BEGIN Material for this exercise

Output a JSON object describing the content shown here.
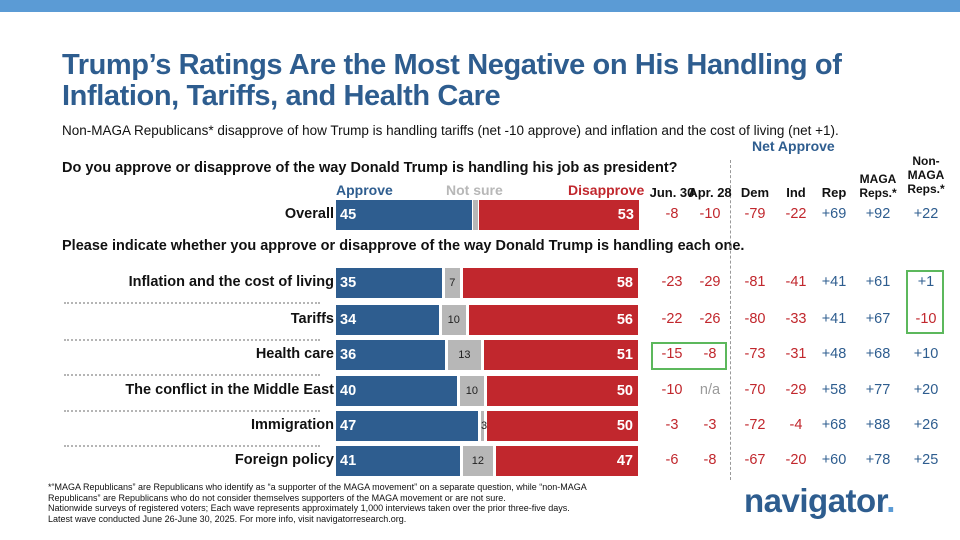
{
  "title": "Trump’s Ratings Are the Most Negative on His Handling of Inflation, Tariffs, and Health Care",
  "subtitle": "Non-MAGA Republicans* disapprove of how Trump is handling tariffs (net -10 approve) and inflation and the cost of living (net +1).",
  "question_overall": "Do you approve or disapprove of the way Donald Trump is handling his job as president?",
  "question_issues": "Please indicate whether you approve or disapprove of the way Donald Trump is handling each one.",
  "legend": {
    "approve": "Approve",
    "not_sure": "Not sure",
    "disapprove": "Disapprove"
  },
  "net_approve_header": "Net Approve",
  "columns": [
    {
      "key": "jun30",
      "label": "Jun. 30"
    },
    {
      "key": "apr28",
      "label": "Apr. 28"
    },
    {
      "key": "dem",
      "label": "Dem"
    },
    {
      "key": "ind",
      "label": "Ind"
    },
    {
      "key": "rep",
      "label": "Rep"
    },
    {
      "key": "maga",
      "label": "MAGA Reps.*"
    },
    {
      "key": "nonmaga",
      "label": "Non-MAGA Reps.*"
    }
  ],
  "colors": {
    "approve": "#2e5d8f",
    "not_sure": "#b7b7b7",
    "disapprove": "#c1272d",
    "title": "#2e5d8f",
    "highlight": "#5cb85c",
    "topbar": "#5b9bd5"
  },
  "chart_data": {
    "type": "bar",
    "stacked": true,
    "orientation": "horizontal",
    "categories": [
      "Overall",
      "Inflation and the cost of living",
      "Tariffs",
      "Health care",
      "The conflict in the Middle East",
      "Immigration",
      "Foreign policy"
    ],
    "series": [
      {
        "name": "Approve",
        "values": [
          45,
          35,
          34,
          36,
          40,
          47,
          41
        ]
      },
      {
        "name": "Not sure",
        "values": [
          null,
          7,
          10,
          13,
          10,
          3,
          12
        ]
      },
      {
        "name": "Disapprove",
        "values": [
          53,
          58,
          56,
          51,
          50,
          50,
          47
        ]
      }
    ]
  },
  "net_table": [
    [
      "-8",
      "-10",
      "-79",
      "-22",
      "+69",
      "+92",
      "+22"
    ],
    [
      "-23",
      "-29",
      "-81",
      "-41",
      "+41",
      "+61",
      "+1"
    ],
    [
      "-22",
      "-26",
      "-80",
      "-33",
      "+41",
      "+67",
      "-10"
    ],
    [
      "-15",
      "-8",
      "-73",
      "-31",
      "+48",
      "+68",
      "+10"
    ],
    [
      "-10",
      "n/a",
      "-70",
      "-29",
      "+58",
      "+77",
      "+20"
    ],
    [
      "-3",
      "-3",
      "-72",
      "-4",
      "+68",
      "+88",
      "+26"
    ],
    [
      "-6",
      "-8",
      "-67",
      "-20",
      "+60",
      "+78",
      "+25"
    ]
  ],
  "footnote": [
    "*“MAGA Republicans” are Republicans who identify as “a supporter of the MAGA movement” on a separate question, while “non-MAGA",
    "Republicans” are Republicans who do not consider themselves supporters of the MAGA movement or are not sure.",
    "Nationwide surveys of registered voters; Each wave represents approximately 1,000 interviews taken over the prior three-five days.",
    "Latest wave conducted June 26-June 30, 2025. For more info, visit navigatorresearch.org."
  ],
  "logo": "navigator",
  "logo_dot": "."
}
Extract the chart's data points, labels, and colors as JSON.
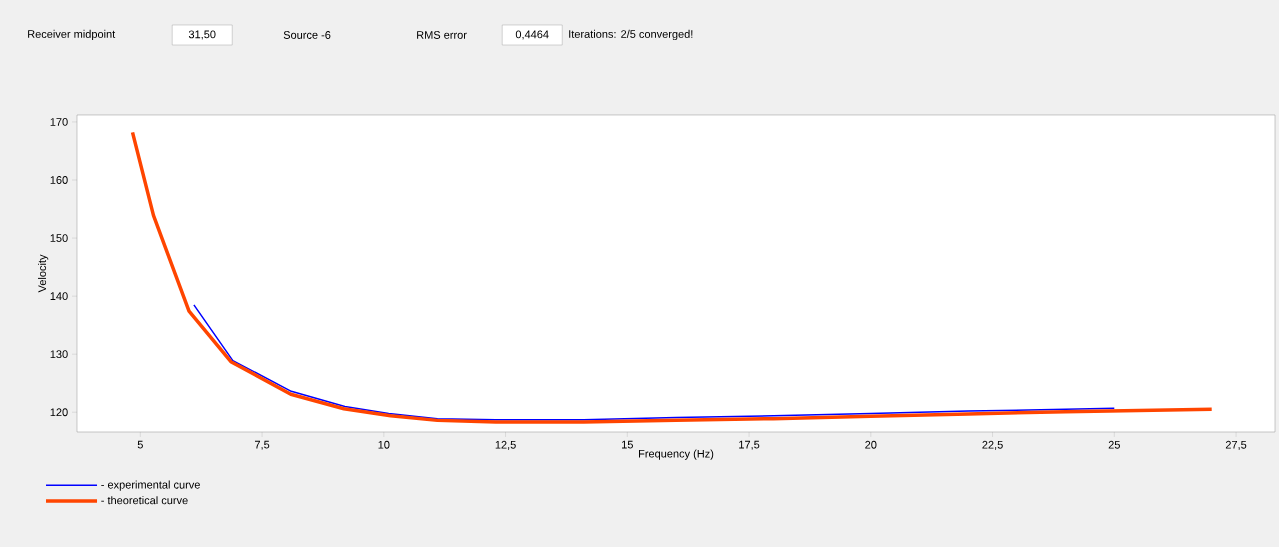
{
  "chart_data": {
    "type": "line",
    "xlabel": "Frequency (Hz)",
    "ylabel": "Velocity",
    "annotations": [
      "Receiver midpoint",
      "31,50",
      "Source -6",
      "RMS error",
      "0,4464",
      "Iterations: 2/5 converged!"
    ],
    "series": [
      {
        "name": "- experimental curve",
        "color": "#0000ff",
        "x": [
          6.1,
          6.9,
          8.1,
          9.2,
          10.1,
          11.1,
          12.3,
          14.1,
          16,
          18,
          20,
          22,
          24,
          25.0
        ],
        "values": [
          138.5,
          128.9,
          123.6,
          121,
          119.8,
          118.9,
          118.7,
          118.7,
          119.1,
          119.4,
          119.8,
          120.2,
          120.5,
          120.7
        ]
      },
      {
        "name": "- theoretical curve",
        "color": "#ff4500",
        "x": [
          4.84,
          5.27,
          6.0,
          6.86,
          8.09,
          9.18,
          10.14,
          11.1,
          12.3,
          14.1,
          16,
          18,
          20,
          22,
          24,
          27.0
        ],
        "values": [
          168.2,
          153.9,
          137.4,
          128.7,
          123.1,
          120.6,
          119.4,
          118.6,
          118.3,
          118.3,
          118.6,
          118.9,
          119.3,
          119.7,
          120.1,
          120.5
        ]
      }
    ],
    "xlim": [
      3.7,
      28.3
    ],
    "ylim": [
      116.6,
      171.2
    ],
    "xticks": [
      5,
      {
        "value": 7.5,
        "label": "7,5"
      },
      10,
      {
        "value": 12.5,
        "label": "12,5"
      },
      15,
      {
        "value": 17.5,
        "label": "17,5"
      },
      20,
      {
        "value": 22.5,
        "label": "22,5"
      },
      25,
      {
        "value": 27.5,
        "label": "27,5"
      }
    ],
    "yticks": [
      120,
      130,
      140,
      150,
      160,
      170
    ],
    "grid": false,
    "legend": "bottom left",
    "marker": "none",
    "line_style": "solid"
  }
}
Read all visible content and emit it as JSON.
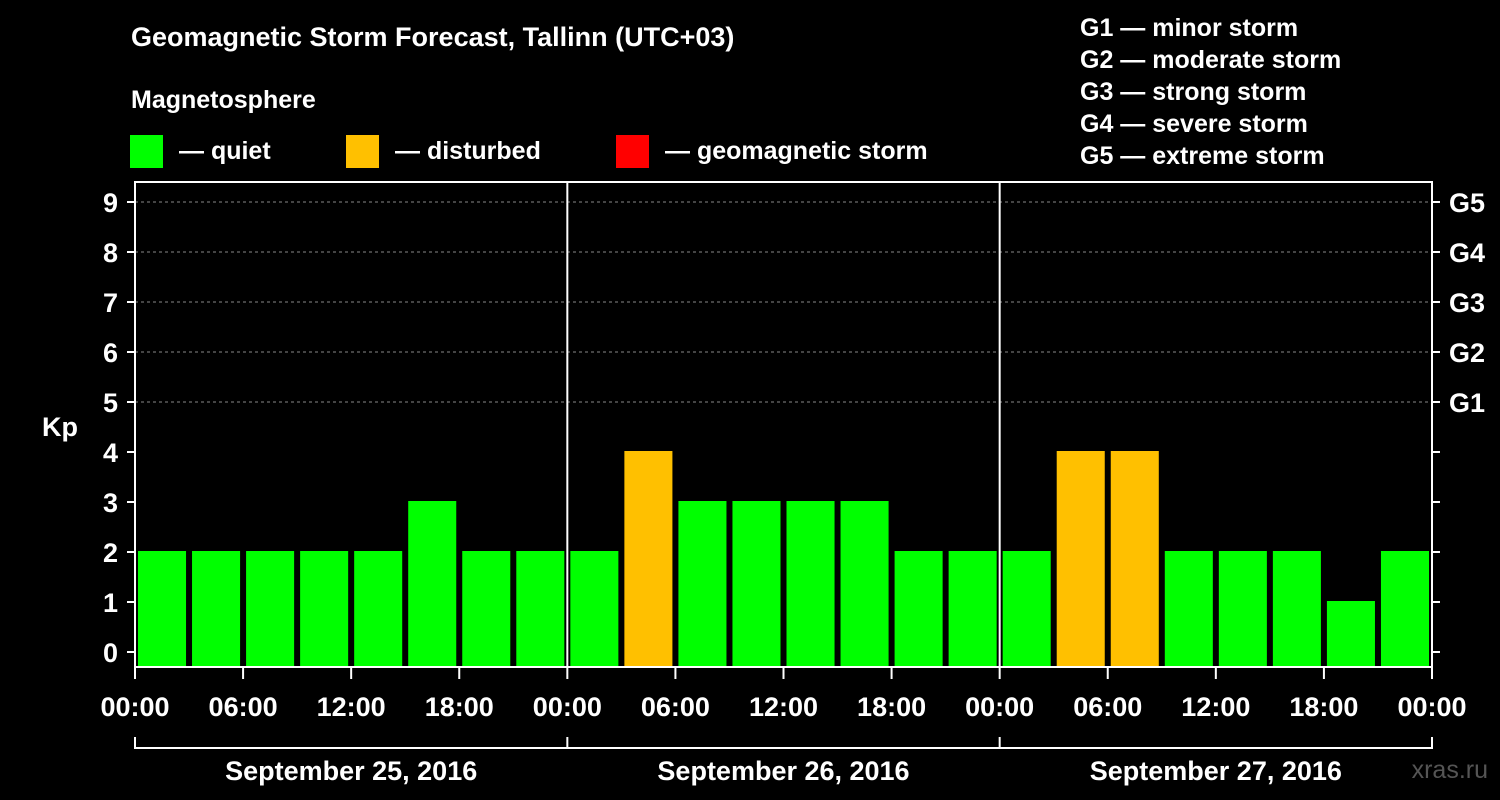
{
  "title": "Geomagnetic Storm Forecast, Tallinn (UTC+03)",
  "section_label": "Magnetosphere",
  "legend": {
    "quiet": {
      "label": "— quiet",
      "color": "#00ff00"
    },
    "disturbed": {
      "label": "— disturbed",
      "color": "#ffc000"
    },
    "storm": {
      "label": "— geomagnetic storm",
      "color": "#ff0000"
    }
  },
  "g_scale": [
    "G1 — minor storm",
    "G2 — moderate storm",
    "G3 — strong storm",
    "G4 — severe storm",
    "G5 — extreme storm"
  ],
  "watermark": "xras.ru",
  "chart_data": {
    "type": "bar",
    "ylabel": "Kp",
    "ylim": [
      0,
      9
    ],
    "yticks": [
      0,
      1,
      2,
      3,
      4,
      5,
      6,
      7,
      8,
      9
    ],
    "y2ticks": [
      {
        "value": 5,
        "label": "G1"
      },
      {
        "value": 6,
        "label": "G2"
      },
      {
        "value": 7,
        "label": "G3"
      },
      {
        "value": 8,
        "label": "G4"
      },
      {
        "value": 9,
        "label": "G5"
      }
    ],
    "grid": "dashed horizontal at 5–9",
    "xticks": [
      "00:00",
      "06:00",
      "12:00",
      "18:00",
      "00:00",
      "06:00",
      "12:00",
      "18:00",
      "00:00",
      "06:00",
      "12:00",
      "18:00",
      "00:00"
    ],
    "days": [
      "September 25, 2016",
      "September 26, 2016",
      "September 27, 2016"
    ],
    "categories": [
      "00:00",
      "03:00",
      "06:00",
      "09:00",
      "12:00",
      "15:00",
      "18:00",
      "21:00",
      "00:00",
      "03:00",
      "06:00",
      "09:00",
      "12:00",
      "15:00",
      "18:00",
      "21:00",
      "00:00",
      "03:00",
      "06:00",
      "09:00",
      "12:00",
      "15:00",
      "18:00",
      "21:00"
    ],
    "values": [
      2,
      2,
      2,
      2,
      2,
      3,
      2,
      2,
      2,
      4,
      3,
      3,
      3,
      3,
      2,
      2,
      2,
      4,
      4,
      2,
      2,
      2,
      1,
      2
    ],
    "status": [
      "quiet",
      "quiet",
      "quiet",
      "quiet",
      "quiet",
      "quiet",
      "quiet",
      "quiet",
      "quiet",
      "disturbed",
      "quiet",
      "quiet",
      "quiet",
      "quiet",
      "quiet",
      "quiet",
      "quiet",
      "disturbed",
      "disturbed",
      "quiet",
      "quiet",
      "quiet",
      "quiet",
      "quiet"
    ]
  }
}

END Material for this exercise

**What you are asked to do:** Would you return the data exactly as written, without the pictures?

**Answer to the problem:**
Output a JSON object describing the content shown here.
{
  "title": "Trump’s Ratings Are the Most Negative on His Handling of Inflation, Tariffs, and Health Care",
  "subtitle": "Non-MAGA Republicans* disapprove of how Trump is handling tariffs (net -10 approve) and inflation and the cost of living (net +1).",
  "question_overall": "Do you approve or disapprove of the way Donald Trump is handling his job as president?",
  "question_issues": "Please indicate whether you approve or disapprove of the way Donald Trump is handling each one.",
  "legend": {
    "approve": "Approve",
    "not_sure": "Not sure",
    "disapprove": "Disapprove"
  },
  "net_approve_header": "Net Approve",
  "columns": [
    {
      "key": "jun30",
      "label": "Jun. 30"
    },
    {
      "key": "apr28",
      "label": "Apr. 28"
    },
    {
      "key": "dem",
      "label": "Dem"
    },
    {
      "key": "ind",
      "label": "Ind"
    },
    {
      "key": "rep",
      "label": "Rep"
    },
    {
      "key": "maga",
      "label": "MAGA Reps.*"
    },
    {
      "key": "nonmaga",
      "label": "Non-MAGA Reps.*"
    }
  ],
  "colors": {
    "approve": "#2e5d8f",
    "not_sure": "#b7b7b7",
    "disapprove": "#c1272d",
    "title": "#2e5d8f",
    "highlight": "#5cb85c",
    "topbar": "#5b9bd5"
  },
  "chart_data": {
    "type": "bar",
    "stacked": true,
    "orientation": "horizontal",
    "categories": [
      "Overall",
      "Inflation and the cost of living",
      "Tariffs",
      "Health care",
      "The conflict in the Middle East",
      "Immigration",
      "Foreign policy"
    ],
    "series": [
      {
        "name": "Approve",
        "values": [
          45,
          35,
          34,
          36,
          40,
          47,
          41
        ]
      },
      {
        "name": "Not sure",
        "values": [
          null,
          7,
          10,
          13,
          10,
          3,
          12
        ]
      },
      {
        "name": "Disapprove",
        "values": [
          53,
          58,
          56,
          51,
          50,
          50,
          47
        ]
      }
    ]
  },
  "net_table": [
    [
      "-8",
      "-10",
      "-79",
      "-22",
      "+69",
      "+92",
      "+22"
    ],
    [
      "-23",
      "-29",
      "-81",
      "-41",
      "+41",
      "+61",
      "+1"
    ],
    [
      "-22",
      "-26",
      "-80",
      "-33",
      "+41",
      "+67",
      "-10"
    ],
    [
      "-15",
      "-8",
      "-73",
      "-31",
      "+48",
      "+68",
      "+10"
    ],
    [
      "-10",
      "n/a",
      "-70",
      "-29",
      "+58",
      "+77",
      "+20"
    ],
    [
      "-3",
      "-3",
      "-72",
      "-4",
      "+68",
      "+88",
      "+26"
    ],
    [
      "-6",
      "-8",
      "-67",
      "-20",
      "+60",
      "+78",
      "+25"
    ]
  ],
  "footnote": [
    "*“MAGA Republicans” are Republicans who identify as “a supporter of the MAGA movement” on a separate question, while “non-MAGA",
    "Republicans” are Republicans who do not consider themselves supporters of the MAGA movement or are not sure.",
    "Nationwide surveys of registered voters; Each wave represents approximately 1,000 interviews taken over the prior three-five days.",
    "Latest wave conducted June 26-June 30, 2025. For more info, visit navigatorresearch.org."
  ],
  "logo": "navigator",
  "logo_dot": "."
}
Extract the chart's data points, labels, and colors as JSON.
{
  "chart_data": {
    "type": "line",
    "xlabel": "Frequency (Hz)",
    "ylabel": "Velocity",
    "annotations": [
      "Receiver midpoint",
      "31,50",
      "Source -6",
      "RMS error",
      "0,4464",
      "Iterations: 2/5 converged!"
    ],
    "series": [
      {
        "name": "- experimental curve",
        "color": "#0000ff",
        "x": [
          6.1,
          6.9,
          8.1,
          9.2,
          10.1,
          11.1,
          12.3,
          14.1,
          16,
          18,
          20,
          22,
          24,
          25.0
        ],
        "values": [
          138.5,
          128.9,
          123.6,
          121,
          119.8,
          118.9,
          118.7,
          118.7,
          119.1,
          119.4,
          119.8,
          120.2,
          120.5,
          120.7
        ]
      },
      {
        "name": "- theoretical curve",
        "color": "#ff4500",
        "x": [
          4.84,
          5.27,
          6.0,
          6.86,
          8.09,
          9.18,
          10.14,
          11.1,
          12.3,
          14.1,
          16,
          18,
          20,
          22,
          24,
          27.0
        ],
        "values": [
          168.2,
          153.9,
          137.4,
          128.7,
          123.1,
          120.6,
          119.4,
          118.6,
          118.3,
          118.3,
          118.6,
          118.9,
          119.3,
          119.7,
          120.1,
          120.5
        ]
      }
    ],
    "xlim": [
      3.7,
      28.3
    ],
    "ylim": [
      116.6,
      171.2
    ],
    "xticks": [
      5,
      {
        "value": 7.5,
        "label": "7,5"
      },
      10,
      {
        "value": 12.5,
        "label": "12,5"
      },
      15,
      {
        "value": 17.5,
        "label": "17,5"
      },
      20,
      {
        "value": 22.5,
        "label": "22,5"
      },
      25,
      {
        "value": 27.5,
        "label": "27,5"
      }
    ],
    "yticks": [
      120,
      130,
      140,
      150,
      160,
      170
    ],
    "grid": false,
    "legend": "bottom left",
    "marker": "none",
    "line_style": "solid"
  }
}
Read all visible content and emit it as JSON.
{
  "title": "Geomagnetic Storm Forecast, Tallinn (UTC+03)",
  "section_label": "Magnetosphere",
  "legend": {
    "quiet": {
      "label": "— quiet",
      "color": "#00ff00"
    },
    "disturbed": {
      "label": "— disturbed",
      "color": "#ffc000"
    },
    "storm": {
      "label": "— geomagnetic storm",
      "color": "#ff0000"
    }
  },
  "g_scale": [
    "G1 — minor storm",
    "G2 — moderate storm",
    "G3 — strong storm",
    "G4 — severe storm",
    "G5 — extreme storm"
  ],
  "watermark": "xras.ru",
  "chart_data": {
    "type": "bar",
    "ylabel": "Kp",
    "ylim": [
      0,
      9
    ],
    "yticks": [
      0,
      1,
      2,
      3,
      4,
      5,
      6,
      7,
      8,
      9
    ],
    "y2ticks": [
      {
        "value": 5,
        "label": "G1"
      },
      {
        "value": 6,
        "label": "G2"
      },
      {
        "value": 7,
        "label": "G3"
      },
      {
        "value": 8,
        "label": "G4"
      },
      {
        "value": 9,
        "label": "G5"
      }
    ],
    "grid": "dashed horizontal at 5–9",
    "xticks": [
      "00:00",
      "06:00",
      "12:00",
      "18:00",
      "00:00",
      "06:00",
      "12:00",
      "18:00",
      "00:00",
      "06:00",
      "12:00",
      "18:00",
      "00:00"
    ],
    "days": [
      "September 25, 2016",
      "September 26, 2016",
      "September 27, 2016"
    ],
    "categories": [
      "00:00",
      "03:00",
      "06:00",
      "09:00",
      "12:00",
      "15:00",
      "18:00",
      "21:00",
      "00:00",
      "03:00",
      "06:00",
      "09:00",
      "12:00",
      "15:00",
      "18:00",
      "21:00",
      "00:00",
      "03:00",
      "06:00",
      "09:00",
      "12:00",
      "15:00",
      "18:00",
      "21:00"
    ],
    "values": [
      2,
      2,
      2,
      2,
      2,
      3,
      2,
      2,
      2,
      4,
      3,
      3,
      3,
      3,
      2,
      2,
      2,
      4,
      4,
      2,
      2,
      2,
      1,
      2
    ],
    "status": [
      "quiet",
      "quiet",
      "quiet",
      "quiet",
      "quiet",
      "quiet",
      "quiet",
      "quiet",
      "quiet",
      "disturbed",
      "quiet",
      "quiet",
      "quiet",
      "quiet",
      "quiet",
      "quiet",
      "quiet",
      "disturbed",
      "disturbed",
      "quiet",
      "quiet",
      "quiet",
      "quiet",
      "quiet"
    ]
  }
}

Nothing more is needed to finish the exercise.